● Work to do
Pull every line that holds the word "name" from the entries.
=== Input material ===
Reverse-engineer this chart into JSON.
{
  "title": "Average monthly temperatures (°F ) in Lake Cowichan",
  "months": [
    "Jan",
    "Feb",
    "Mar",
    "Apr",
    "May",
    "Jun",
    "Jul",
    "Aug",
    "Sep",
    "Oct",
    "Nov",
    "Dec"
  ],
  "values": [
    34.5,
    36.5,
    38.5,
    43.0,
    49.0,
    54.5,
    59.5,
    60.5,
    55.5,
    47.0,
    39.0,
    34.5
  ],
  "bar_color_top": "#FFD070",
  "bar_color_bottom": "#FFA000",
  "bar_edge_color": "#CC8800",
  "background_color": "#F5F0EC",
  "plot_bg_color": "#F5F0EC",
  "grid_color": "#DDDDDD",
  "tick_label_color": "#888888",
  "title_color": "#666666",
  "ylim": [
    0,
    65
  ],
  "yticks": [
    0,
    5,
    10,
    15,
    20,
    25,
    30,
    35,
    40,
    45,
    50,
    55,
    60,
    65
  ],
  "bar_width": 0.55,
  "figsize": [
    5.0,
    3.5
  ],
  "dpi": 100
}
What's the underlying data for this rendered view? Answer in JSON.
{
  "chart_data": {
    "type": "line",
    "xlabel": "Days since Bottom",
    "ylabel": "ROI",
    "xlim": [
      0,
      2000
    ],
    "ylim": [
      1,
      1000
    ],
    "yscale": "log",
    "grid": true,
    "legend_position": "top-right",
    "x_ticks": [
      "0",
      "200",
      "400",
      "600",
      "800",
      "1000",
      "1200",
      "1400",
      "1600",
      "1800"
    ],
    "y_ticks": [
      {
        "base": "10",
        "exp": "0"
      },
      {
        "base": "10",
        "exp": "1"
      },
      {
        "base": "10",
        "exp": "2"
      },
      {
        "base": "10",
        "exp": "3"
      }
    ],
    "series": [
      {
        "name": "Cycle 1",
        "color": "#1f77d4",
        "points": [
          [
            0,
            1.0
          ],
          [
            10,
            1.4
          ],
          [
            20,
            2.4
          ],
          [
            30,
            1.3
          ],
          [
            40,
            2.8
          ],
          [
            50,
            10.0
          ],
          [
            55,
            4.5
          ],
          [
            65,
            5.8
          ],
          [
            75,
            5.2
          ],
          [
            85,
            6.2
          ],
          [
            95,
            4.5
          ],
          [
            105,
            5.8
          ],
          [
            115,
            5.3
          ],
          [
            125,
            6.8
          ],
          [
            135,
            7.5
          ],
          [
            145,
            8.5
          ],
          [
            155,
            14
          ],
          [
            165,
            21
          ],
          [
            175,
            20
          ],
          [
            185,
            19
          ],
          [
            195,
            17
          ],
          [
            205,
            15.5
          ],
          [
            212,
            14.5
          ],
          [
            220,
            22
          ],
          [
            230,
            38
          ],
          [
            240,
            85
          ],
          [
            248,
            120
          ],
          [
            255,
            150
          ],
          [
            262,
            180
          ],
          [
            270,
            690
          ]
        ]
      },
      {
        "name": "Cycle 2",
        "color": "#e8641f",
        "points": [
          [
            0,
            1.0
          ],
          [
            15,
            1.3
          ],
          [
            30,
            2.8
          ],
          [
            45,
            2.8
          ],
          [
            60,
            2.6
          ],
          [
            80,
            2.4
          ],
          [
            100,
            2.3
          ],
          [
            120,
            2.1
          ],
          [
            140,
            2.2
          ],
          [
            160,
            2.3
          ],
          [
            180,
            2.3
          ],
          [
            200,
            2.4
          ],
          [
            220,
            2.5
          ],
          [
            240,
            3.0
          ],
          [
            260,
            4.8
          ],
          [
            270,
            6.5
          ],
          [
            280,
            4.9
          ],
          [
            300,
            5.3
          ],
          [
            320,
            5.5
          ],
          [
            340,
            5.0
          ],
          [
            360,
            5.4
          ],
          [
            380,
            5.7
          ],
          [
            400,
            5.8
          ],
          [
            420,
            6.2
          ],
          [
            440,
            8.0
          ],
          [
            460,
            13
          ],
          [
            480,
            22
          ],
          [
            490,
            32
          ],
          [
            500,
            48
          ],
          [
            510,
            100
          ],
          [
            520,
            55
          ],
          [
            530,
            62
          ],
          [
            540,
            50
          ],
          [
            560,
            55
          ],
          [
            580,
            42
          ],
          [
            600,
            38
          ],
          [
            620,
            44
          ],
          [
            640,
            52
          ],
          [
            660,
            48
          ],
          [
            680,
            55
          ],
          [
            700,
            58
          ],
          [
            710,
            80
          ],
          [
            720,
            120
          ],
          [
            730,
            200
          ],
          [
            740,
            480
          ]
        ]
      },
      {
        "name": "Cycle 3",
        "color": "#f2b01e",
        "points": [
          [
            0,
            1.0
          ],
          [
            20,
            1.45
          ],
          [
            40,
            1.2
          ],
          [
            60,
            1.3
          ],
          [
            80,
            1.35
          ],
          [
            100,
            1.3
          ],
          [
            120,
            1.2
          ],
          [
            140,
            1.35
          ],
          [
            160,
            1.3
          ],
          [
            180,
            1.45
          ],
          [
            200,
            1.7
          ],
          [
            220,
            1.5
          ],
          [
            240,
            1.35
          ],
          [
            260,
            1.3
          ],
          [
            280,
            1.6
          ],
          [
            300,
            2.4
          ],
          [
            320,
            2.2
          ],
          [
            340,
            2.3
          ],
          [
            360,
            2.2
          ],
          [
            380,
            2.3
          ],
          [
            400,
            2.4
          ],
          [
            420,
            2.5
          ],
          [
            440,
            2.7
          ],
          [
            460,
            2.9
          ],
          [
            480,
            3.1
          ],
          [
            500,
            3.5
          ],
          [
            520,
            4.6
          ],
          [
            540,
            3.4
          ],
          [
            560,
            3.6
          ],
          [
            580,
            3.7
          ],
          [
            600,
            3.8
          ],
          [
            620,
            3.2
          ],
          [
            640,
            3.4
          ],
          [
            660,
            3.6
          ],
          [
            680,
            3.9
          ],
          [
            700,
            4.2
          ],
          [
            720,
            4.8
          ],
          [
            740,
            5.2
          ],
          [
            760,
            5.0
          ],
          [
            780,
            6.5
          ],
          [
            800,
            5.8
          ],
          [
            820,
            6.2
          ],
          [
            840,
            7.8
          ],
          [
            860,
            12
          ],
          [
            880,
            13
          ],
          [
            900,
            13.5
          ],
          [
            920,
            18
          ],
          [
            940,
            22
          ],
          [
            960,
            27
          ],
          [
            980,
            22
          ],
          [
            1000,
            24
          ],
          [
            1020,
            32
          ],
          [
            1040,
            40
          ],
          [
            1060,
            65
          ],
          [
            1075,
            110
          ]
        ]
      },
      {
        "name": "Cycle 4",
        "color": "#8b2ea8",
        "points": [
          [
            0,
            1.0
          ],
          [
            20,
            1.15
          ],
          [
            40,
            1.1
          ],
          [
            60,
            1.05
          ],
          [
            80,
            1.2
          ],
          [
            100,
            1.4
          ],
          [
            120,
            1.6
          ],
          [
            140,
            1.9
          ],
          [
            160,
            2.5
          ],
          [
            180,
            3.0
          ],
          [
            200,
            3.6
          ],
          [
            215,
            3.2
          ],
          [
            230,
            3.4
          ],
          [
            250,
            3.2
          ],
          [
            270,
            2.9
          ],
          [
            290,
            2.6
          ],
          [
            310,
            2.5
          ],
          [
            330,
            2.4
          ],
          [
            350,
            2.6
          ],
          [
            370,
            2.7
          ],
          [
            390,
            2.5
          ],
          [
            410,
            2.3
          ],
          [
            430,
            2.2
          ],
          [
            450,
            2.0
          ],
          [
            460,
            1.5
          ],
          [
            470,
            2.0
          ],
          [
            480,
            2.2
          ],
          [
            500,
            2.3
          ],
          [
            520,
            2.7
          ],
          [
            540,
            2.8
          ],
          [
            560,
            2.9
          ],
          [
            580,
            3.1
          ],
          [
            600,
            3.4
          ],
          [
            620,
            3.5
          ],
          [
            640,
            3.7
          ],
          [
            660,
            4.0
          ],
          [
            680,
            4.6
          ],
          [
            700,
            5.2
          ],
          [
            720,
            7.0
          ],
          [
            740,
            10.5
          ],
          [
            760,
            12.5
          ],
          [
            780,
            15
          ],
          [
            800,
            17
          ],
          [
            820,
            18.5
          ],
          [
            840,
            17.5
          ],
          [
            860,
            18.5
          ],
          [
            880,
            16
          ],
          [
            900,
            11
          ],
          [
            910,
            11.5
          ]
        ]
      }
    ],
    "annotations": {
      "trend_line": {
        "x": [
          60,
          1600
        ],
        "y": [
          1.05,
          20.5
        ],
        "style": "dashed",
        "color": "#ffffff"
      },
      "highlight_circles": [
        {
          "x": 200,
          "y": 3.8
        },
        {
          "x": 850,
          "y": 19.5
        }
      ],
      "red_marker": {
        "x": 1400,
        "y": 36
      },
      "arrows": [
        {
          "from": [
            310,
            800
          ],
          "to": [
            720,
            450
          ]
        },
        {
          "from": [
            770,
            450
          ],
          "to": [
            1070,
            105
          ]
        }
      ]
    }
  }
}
===
● Final result
        "name": "Cycle 1",
        "name": "Cycle 2",
        "name": "Cycle 3",
        "name": "Cycle 4",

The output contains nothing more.